***** Supplied data
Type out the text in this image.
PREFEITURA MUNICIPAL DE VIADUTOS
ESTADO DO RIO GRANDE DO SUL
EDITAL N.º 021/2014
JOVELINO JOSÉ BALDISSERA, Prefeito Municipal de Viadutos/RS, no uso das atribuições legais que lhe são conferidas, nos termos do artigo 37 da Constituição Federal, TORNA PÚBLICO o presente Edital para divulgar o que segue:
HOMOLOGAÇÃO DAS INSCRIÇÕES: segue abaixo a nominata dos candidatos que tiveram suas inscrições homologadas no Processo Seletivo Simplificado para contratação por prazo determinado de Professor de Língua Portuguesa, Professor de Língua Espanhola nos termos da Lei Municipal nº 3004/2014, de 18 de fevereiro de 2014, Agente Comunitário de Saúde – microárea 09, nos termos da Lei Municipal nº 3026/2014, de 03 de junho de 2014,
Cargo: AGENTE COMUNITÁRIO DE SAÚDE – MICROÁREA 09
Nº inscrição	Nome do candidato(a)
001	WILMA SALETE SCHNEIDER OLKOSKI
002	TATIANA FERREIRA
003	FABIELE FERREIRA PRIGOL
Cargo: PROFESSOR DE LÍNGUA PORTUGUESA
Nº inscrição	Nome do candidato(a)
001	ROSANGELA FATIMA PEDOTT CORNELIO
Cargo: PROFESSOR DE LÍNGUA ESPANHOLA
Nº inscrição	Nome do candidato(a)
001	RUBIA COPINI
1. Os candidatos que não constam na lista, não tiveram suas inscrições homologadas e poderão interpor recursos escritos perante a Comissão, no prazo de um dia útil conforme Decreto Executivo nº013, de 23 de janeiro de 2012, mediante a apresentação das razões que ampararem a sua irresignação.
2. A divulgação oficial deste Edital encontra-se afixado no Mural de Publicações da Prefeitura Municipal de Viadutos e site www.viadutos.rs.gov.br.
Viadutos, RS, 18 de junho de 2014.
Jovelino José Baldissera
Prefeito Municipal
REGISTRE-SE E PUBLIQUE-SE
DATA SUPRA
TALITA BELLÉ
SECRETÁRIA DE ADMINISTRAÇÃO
**********
### Problem description
Using the data above, copy each line that contains "candidatos".

### Output of the exercise
HOMOLOGAÇÃO DAS INSCRIÇÕES: segue abaixo a nominata dos candidatos que tiveram suas inscrições homologadas no Processo Seletivo Simplificado para contratação por prazo determinado de Professor de Língua Portuguesa, Professor de Língua Espanhola nos termos da Lei Municipal nº 3004/2014, de 18 de fevereiro de 2014, Agente Comunitário de Saúde – microárea 09, nos termos da Lei Municipal nº 3026/2014, de 03 de junho de 2014,
1. Os candidatos que não constam na lista, não tiveram suas inscrições homologadas e poderão interpor recursos escritos perante a Comissão, no prazo de um dia útil conforme Decreto Executivo nº013, de 23 de janeiro de 2012, mediante a apresentação das razões que ampararem a sua irresignação.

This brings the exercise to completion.